>>>>
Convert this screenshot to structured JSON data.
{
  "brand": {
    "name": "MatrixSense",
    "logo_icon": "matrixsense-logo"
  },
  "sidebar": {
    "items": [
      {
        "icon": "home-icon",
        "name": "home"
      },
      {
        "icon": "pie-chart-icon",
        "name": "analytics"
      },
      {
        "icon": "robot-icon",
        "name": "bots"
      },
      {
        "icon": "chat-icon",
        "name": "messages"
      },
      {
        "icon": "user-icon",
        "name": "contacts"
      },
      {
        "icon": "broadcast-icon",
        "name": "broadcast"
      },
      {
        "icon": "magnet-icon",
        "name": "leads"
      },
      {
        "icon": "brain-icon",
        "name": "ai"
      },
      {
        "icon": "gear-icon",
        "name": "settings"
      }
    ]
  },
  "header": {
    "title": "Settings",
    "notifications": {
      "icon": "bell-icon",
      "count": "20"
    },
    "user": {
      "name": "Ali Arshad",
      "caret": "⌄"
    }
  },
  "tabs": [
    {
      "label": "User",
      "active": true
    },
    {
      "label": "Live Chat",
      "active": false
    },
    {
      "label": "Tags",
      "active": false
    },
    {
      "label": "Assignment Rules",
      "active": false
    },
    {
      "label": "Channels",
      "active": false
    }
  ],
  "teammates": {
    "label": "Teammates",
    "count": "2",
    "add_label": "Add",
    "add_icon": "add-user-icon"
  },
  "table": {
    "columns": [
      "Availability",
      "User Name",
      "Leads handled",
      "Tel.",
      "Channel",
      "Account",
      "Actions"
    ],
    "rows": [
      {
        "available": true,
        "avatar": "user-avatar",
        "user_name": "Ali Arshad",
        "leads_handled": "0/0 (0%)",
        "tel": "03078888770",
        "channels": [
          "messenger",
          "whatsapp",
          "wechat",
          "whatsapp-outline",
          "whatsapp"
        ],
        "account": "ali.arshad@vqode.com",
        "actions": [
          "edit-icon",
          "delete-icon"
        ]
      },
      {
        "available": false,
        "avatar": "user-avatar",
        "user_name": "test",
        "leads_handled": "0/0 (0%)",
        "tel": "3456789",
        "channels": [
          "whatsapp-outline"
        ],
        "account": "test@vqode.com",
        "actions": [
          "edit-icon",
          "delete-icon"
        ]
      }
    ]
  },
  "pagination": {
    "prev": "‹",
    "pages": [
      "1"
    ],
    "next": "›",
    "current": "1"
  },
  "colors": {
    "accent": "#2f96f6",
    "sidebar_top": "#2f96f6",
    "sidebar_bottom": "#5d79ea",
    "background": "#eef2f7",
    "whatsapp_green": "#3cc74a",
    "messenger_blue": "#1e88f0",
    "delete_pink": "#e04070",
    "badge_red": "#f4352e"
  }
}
<<<<
● **REQUEST**
Copy each record from above without leaving any out.

● **WRITTEN ANSWER**
Convert this screenshot to structured JSON data.
{
  "brand": {
    "name": "MatrixSense",
    "logo_icon": "matrixsense-logo"
  },
  "sidebar": {
    "items": [
      {
        "icon": "home-icon",
        "name": "home"
      },
      {
        "icon": "pie-chart-icon",
        "name": "analytics"
      },
      {
        "icon": "robot-icon",
        "name": "bots"
      },
      {
        "icon": "chat-icon",
        "name": "messages"
      },
      {
        "icon": "user-icon",
        "name": "contacts"
      },
      {
        "icon": "broadcast-icon",
        "name": "broadcast"
      },
      {
        "icon": "magnet-icon",
        "name": "leads"
      },
      {
        "icon": "brain-icon",
        "name": "ai"
      },
      {
        "icon": "gear-icon",
        "name": "settings"
      }
    ]
  },
  "header": {
    "title": "Settings",
    "notifications": {
      "icon": "bell-icon",
      "count": "20"
    },
    "user": {
      "name": "Ali Arshad",
      "caret": "⌄"
    }
  },
  "tabs": [
    {
      "label": "User",
      "active": true
    },
    {
      "label": "Live Chat",
      "active": false
    },
    {
      "label": "Tags",
      "active": false
    },
    {
      "label": "Assignment Rules",
      "active": false
    },
    {
      "label": "Channels",
      "active": false
    }
  ],
  "teammates": {
    "label": "Teammates",
    "count": "2",
    "add_label": "Add",
    "add_icon": "add-user-icon"
  },
  "table": {
    "columns": [
      "Availability",
      "User Name",
      "Leads handled",
      "Tel.",
      "Channel",
      "Account",
      "Actions"
    ],
    "rows": [
      {
        "available": true,
        "avatar": "user-avatar",
        "user_name": "Ali Arshad",
        "leads_handled": "0/0 (0%)",
        "tel": "03078888770",
        "channels": [
          "messenger",
          "whatsapp",
          "wechat",
          "whatsapp-outline",
          "whatsapp"
        ],
        "account": "ali.arshad@vqode.com",
        "actions": [
          "edit-icon",
          "delete-icon"
        ]
      },
      {
        "available": false,
        "avatar": "user-avatar",
        "user_name": "test",
        "leads_handled": "0/0 (0%)",
        "tel": "3456789",
        "channels": [
          "whatsapp-outline"
        ],
        "account": "test@vqode.com",
        "actions": [
          "edit-icon",
          "delete-icon"
        ]
      }
    ]
  },
  "pagination": {
    "prev": "‹",
    "pages": [
      "1"
    ],
    "next": "›",
    "current": "1"
  },
  "colors": {
    "accent": "#2f96f6",
    "sidebar_top": "#2f96f6",
    "sidebar_bottom": "#5d79ea",
    "background": "#eef2f7",
    "whatsapp_green": "#3cc74a",
    "messenger_blue": "#1e88f0",
    "delete_pink": "#e04070",
    "badge_red": "#f4352e"
  }
}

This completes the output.